** DOCUMENT TEXT **
'Intelligent discontent is the mainspring of civilization.' -- Eugene V. Debs

Thursday, April 16, 2009

From the Archives: The Whisperers 

Through the publication of The Whisperers, Orlando Figes has presented us with a profound work of scholarship that will endure as one of the most nuanced personal accounts of the ravages of Stalinism. Integrating social and political history with the individual experiences of government officials, peasants, industrial workers and Gulag survivors, his account reads like one of Tolstoy's novels.

Of course, I was both riveted and appalled by the day to day brutalities, the tragedy of shattered lives amid the idealism associated with the attempted construction of a socialist utopia, but I became engrossed through the accumulation of detail about the lives of the individuals and families over the course of the Stalinist period. Only a fellow academic, with the ability to review this monumental achievement in the course of their work, can provide a comprehensive evaluation. As a blogger, with a family and a day job, I can only emphasize some of the more fascinating aspects of the book.

Figes is masterful at relating how people, often through necessity, became obsessed with their public class identity. Significantly, as illuminated through personal accounts cited by Figes, this was a primary feature of Soviet life from the country's inception. Communists, and what little remained of the proletariat after the civil war, were privileged. People on the losing side of the civil war, including their children, were not. Such privileges were given expression in the most petty ways, at work, at school and in the allocation of scarce resources, such as housing. Hence, people quickly understood that nothing was more essential than manufacturing a proletarian identity for themselves if they did not already possess it.

** TO BE DONE **
• A. In the review, replace "Gulag survivors" with "labor camp survivors" in the passage starting with "Thursday, April 16, 2009" and going on through "of Tolstoy's novels.".
• B. According to the review, what does the account in The Whisperers read like?
• C. Please rewrite the review's paragraph beginning "Figes is masterful at relating" as a shorter version that keeps its main facts.

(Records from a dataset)
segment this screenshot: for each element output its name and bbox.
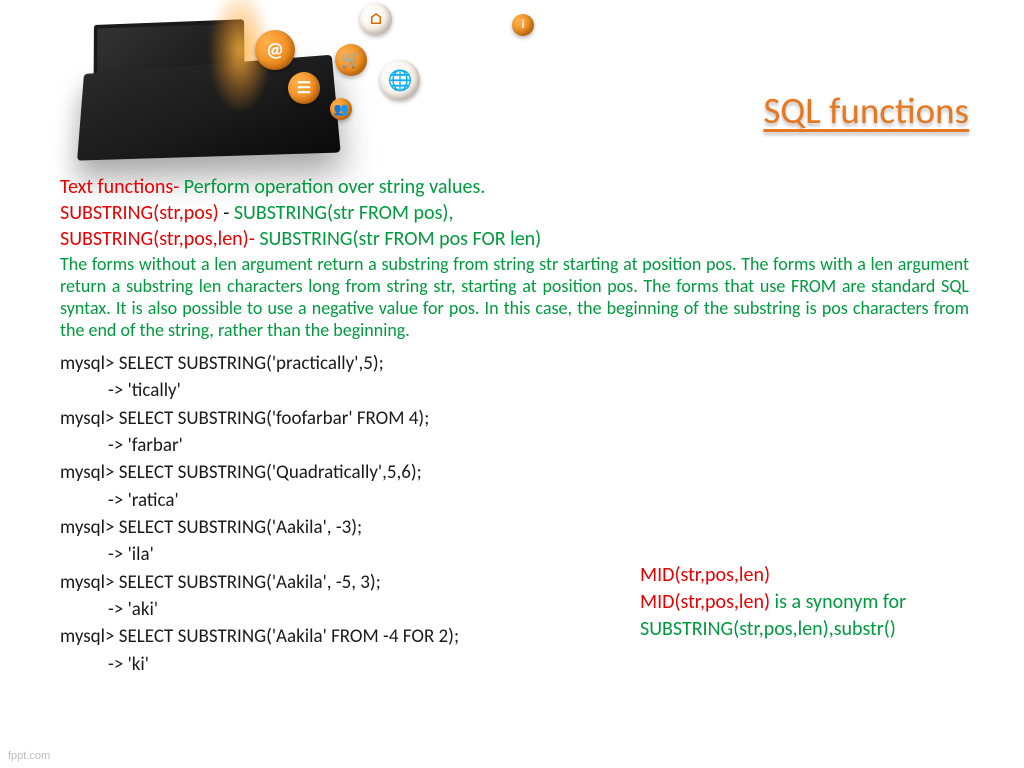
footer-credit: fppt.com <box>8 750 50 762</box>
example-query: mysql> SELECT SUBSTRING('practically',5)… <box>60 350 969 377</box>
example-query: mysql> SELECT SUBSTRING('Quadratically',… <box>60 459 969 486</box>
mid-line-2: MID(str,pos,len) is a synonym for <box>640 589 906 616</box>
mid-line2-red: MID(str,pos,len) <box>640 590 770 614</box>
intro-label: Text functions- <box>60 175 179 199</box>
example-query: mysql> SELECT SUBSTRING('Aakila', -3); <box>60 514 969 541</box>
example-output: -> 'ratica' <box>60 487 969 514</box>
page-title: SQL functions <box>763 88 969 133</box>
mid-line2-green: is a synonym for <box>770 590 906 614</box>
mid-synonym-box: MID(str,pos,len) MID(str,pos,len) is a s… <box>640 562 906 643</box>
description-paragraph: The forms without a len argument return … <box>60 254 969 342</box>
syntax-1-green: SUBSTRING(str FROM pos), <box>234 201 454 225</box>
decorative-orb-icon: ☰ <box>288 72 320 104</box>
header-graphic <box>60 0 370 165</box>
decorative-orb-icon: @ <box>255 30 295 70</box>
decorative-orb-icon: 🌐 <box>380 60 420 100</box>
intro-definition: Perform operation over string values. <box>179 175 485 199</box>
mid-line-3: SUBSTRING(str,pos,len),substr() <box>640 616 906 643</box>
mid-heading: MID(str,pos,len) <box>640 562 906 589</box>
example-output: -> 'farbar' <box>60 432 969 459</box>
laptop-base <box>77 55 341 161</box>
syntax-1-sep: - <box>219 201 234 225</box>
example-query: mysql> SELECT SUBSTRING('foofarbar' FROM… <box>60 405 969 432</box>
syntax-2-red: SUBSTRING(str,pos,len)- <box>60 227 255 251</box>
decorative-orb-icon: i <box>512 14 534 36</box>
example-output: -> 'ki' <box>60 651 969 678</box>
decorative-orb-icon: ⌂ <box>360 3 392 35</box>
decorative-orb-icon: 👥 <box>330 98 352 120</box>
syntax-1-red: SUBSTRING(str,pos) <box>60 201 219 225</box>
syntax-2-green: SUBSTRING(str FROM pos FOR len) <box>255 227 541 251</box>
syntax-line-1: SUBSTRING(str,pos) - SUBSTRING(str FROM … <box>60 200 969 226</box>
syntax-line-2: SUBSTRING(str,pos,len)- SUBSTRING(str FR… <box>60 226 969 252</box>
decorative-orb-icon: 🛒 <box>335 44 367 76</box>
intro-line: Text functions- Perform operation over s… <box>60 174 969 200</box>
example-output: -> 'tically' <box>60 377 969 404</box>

** SOLVED TASKS **
• A.
Thursday, April 16, 2009

From the Archives: The Whisperers 

Through the publication of The Whisperers, Orlando Figes has presented us with a profound work of scholarship that will endure as one of the most nuanced personal accounts of the ravages of Stalinism. Integrating social and political history with the individual experiences of government officials, peasants, industrial workers and labor camp survivors, his account reads like one of Tolstoy's novels.

• B. One of Tolstoy's novels.

• C. Figes shows how people, often out of necessity, became obsessed with their public class identity, a central feature of Soviet life from the start. Communists and the surviving proletariat were privileged after the civil war, while the losers and their children were not. These privileges showed up in petty ways at work, at school and in the allocation of scarce resources like housing. People therefore saw that manufacturing a proletarian identity was essential if they lacked one.